**INSTRUCTIONS TO FOLLOW**
Look over the lines below. Report each one that includes the string "神物書き".

Some records:
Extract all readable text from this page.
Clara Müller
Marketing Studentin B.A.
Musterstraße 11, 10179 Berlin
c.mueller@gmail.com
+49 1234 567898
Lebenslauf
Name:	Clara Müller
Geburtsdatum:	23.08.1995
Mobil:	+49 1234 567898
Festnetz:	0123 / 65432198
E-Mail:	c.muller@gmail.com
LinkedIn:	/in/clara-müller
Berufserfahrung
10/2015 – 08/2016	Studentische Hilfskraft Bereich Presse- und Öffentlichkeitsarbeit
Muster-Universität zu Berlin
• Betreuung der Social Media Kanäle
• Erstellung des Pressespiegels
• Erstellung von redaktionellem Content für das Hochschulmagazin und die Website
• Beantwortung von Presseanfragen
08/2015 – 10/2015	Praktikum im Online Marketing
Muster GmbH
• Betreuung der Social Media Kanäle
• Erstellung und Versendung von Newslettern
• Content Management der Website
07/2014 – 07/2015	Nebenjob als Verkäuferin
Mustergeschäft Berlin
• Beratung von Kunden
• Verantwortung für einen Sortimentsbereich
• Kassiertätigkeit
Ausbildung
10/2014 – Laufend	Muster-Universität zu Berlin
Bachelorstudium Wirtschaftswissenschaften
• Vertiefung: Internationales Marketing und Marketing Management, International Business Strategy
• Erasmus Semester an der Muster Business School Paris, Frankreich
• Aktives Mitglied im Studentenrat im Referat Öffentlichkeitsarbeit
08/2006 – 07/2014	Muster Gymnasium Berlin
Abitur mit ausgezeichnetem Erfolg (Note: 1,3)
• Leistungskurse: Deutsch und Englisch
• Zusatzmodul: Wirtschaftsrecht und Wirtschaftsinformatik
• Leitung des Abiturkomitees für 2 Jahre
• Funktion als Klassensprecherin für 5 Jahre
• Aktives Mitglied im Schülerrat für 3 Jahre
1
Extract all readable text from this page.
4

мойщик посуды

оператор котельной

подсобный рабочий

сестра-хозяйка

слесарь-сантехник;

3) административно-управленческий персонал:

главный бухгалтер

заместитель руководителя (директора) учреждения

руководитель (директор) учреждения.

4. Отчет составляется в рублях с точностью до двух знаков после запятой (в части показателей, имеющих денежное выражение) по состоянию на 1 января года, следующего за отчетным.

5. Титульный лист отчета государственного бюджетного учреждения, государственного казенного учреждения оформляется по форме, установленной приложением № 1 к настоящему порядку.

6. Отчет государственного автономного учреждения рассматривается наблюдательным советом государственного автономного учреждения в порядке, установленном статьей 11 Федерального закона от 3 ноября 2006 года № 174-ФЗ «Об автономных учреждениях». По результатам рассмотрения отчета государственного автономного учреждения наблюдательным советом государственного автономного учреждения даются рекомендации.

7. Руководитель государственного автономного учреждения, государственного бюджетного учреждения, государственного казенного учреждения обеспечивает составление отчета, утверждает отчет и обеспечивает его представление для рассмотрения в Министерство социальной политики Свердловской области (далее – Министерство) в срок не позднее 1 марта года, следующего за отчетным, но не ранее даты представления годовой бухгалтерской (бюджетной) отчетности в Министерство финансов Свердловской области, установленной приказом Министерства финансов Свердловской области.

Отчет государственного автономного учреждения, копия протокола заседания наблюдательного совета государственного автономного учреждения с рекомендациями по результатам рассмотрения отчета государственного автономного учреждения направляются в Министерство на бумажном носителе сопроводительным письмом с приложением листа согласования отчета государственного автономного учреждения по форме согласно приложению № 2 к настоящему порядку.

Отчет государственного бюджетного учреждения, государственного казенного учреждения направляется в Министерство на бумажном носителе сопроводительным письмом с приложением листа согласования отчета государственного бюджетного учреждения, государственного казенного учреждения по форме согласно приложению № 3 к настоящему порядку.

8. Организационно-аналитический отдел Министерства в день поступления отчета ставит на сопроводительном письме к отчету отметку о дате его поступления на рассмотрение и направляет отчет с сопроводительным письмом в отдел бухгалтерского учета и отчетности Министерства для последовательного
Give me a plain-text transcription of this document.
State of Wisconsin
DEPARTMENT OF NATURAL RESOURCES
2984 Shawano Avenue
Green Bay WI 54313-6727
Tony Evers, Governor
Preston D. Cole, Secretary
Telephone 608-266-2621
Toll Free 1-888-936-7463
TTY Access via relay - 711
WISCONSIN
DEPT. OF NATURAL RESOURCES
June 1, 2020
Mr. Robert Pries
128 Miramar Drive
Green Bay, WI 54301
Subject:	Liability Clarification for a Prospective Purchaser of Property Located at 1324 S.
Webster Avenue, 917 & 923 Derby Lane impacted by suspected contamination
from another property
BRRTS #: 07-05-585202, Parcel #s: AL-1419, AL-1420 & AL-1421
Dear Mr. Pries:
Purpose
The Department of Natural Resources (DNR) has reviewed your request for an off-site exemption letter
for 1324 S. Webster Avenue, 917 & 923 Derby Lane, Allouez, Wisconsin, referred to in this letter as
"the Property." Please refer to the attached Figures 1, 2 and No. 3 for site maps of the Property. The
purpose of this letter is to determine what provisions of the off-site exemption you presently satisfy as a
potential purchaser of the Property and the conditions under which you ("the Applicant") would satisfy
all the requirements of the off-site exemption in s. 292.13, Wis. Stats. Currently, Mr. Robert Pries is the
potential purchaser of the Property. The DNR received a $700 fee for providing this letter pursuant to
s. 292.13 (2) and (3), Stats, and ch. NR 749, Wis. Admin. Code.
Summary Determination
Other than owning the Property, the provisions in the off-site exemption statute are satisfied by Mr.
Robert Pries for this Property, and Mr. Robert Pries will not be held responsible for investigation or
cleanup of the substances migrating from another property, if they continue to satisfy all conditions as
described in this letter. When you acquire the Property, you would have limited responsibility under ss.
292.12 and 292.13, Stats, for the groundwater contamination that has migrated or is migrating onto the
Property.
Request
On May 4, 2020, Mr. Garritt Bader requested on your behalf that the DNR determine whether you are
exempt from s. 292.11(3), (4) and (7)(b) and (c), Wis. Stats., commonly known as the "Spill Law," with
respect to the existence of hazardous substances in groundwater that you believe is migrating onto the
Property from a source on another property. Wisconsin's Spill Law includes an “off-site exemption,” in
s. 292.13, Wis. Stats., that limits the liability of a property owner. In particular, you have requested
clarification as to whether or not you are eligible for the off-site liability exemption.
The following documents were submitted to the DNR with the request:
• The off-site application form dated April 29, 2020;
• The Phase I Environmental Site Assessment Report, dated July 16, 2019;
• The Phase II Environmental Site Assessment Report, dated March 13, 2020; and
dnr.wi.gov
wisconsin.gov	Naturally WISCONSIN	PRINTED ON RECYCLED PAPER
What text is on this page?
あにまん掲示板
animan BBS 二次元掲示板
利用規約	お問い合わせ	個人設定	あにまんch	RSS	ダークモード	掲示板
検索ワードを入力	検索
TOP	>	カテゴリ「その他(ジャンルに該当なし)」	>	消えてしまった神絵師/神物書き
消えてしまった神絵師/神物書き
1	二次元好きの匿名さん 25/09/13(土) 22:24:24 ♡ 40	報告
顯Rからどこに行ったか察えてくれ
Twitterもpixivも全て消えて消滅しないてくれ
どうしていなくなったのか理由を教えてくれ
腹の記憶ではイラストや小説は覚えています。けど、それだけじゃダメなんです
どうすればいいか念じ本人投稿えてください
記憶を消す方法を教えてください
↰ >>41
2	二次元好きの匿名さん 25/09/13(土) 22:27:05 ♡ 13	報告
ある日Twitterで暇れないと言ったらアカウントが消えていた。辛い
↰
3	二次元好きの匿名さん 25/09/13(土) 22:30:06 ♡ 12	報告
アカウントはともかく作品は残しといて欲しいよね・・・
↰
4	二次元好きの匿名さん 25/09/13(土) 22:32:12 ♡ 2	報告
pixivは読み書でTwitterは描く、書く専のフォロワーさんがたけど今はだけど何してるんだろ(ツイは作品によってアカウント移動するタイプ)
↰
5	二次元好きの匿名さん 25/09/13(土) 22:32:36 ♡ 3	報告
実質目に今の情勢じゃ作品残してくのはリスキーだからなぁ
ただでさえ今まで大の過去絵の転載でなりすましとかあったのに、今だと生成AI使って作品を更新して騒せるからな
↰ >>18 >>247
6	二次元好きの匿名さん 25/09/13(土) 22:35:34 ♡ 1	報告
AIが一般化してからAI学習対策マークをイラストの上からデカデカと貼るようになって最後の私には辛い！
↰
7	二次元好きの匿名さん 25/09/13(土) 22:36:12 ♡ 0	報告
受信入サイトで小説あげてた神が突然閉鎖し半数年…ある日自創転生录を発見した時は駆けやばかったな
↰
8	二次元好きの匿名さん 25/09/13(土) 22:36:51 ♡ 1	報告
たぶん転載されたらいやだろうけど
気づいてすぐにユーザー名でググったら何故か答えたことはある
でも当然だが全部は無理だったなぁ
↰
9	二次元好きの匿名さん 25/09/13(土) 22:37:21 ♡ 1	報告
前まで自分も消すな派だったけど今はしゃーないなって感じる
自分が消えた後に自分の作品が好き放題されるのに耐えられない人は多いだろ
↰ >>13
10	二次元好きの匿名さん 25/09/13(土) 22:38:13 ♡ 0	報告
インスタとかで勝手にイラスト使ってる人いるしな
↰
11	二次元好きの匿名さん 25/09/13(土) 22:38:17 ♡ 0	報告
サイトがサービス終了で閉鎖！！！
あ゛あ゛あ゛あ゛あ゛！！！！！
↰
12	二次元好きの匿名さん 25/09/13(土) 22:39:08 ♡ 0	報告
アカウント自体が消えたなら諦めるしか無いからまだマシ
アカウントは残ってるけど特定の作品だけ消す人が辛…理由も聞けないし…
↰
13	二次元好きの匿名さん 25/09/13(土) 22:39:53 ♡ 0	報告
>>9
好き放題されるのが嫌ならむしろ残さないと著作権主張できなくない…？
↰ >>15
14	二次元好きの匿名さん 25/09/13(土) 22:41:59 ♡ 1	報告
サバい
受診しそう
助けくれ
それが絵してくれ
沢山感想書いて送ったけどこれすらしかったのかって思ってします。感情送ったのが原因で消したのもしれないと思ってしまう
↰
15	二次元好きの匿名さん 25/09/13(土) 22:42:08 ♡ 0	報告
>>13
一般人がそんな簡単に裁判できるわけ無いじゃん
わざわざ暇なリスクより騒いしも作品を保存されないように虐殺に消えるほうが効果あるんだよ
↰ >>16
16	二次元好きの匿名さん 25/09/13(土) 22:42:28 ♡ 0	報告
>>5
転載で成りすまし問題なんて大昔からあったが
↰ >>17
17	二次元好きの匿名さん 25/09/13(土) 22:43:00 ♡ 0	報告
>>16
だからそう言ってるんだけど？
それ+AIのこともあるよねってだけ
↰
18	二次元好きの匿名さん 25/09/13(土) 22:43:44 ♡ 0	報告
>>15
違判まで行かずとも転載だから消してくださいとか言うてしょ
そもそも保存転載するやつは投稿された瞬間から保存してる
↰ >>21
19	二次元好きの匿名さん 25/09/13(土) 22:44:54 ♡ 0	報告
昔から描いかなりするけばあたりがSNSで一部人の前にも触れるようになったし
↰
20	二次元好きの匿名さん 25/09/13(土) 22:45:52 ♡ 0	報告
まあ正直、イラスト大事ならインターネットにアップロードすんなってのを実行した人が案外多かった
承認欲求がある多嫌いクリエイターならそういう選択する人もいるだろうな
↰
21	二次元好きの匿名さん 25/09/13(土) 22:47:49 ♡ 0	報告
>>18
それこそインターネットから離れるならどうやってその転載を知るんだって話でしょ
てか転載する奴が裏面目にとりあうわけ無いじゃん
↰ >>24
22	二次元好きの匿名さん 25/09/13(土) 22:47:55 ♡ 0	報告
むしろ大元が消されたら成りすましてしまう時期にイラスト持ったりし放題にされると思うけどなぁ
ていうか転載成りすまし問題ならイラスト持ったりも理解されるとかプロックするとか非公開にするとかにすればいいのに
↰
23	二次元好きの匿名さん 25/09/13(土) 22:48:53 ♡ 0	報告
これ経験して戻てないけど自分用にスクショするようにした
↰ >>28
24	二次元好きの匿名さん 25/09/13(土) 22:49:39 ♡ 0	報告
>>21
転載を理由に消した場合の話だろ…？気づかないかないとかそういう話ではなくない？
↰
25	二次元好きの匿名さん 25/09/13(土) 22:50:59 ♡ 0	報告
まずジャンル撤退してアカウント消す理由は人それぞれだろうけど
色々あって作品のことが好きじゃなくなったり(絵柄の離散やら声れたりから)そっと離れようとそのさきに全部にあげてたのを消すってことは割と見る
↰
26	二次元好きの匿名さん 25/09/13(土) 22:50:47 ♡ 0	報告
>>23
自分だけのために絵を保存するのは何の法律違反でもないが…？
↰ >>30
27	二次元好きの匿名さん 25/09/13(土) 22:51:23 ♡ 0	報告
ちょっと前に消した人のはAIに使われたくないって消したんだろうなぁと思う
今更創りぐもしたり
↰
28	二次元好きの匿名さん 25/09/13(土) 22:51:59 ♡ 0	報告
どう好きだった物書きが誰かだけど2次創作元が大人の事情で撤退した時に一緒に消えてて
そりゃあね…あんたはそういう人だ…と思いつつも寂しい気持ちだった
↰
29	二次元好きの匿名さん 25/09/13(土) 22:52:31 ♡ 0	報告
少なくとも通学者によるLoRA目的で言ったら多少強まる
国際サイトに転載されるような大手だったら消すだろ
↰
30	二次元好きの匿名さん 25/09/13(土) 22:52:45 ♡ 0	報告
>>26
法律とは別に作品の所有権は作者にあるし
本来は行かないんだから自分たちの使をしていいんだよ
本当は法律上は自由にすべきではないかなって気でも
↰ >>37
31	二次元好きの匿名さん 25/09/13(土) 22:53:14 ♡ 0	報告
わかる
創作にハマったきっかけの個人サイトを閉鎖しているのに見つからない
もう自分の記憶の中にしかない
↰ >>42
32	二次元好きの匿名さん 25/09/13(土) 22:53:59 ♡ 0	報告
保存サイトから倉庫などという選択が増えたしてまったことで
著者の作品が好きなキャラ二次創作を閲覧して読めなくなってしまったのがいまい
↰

**ANSWER TO THIS PROBLEM**
TOP	>	カテゴリ「その他(ジャンルに該当なし)」	>	消えてしまった神絵師/神物書き
消えてしまった神絵師/神物書き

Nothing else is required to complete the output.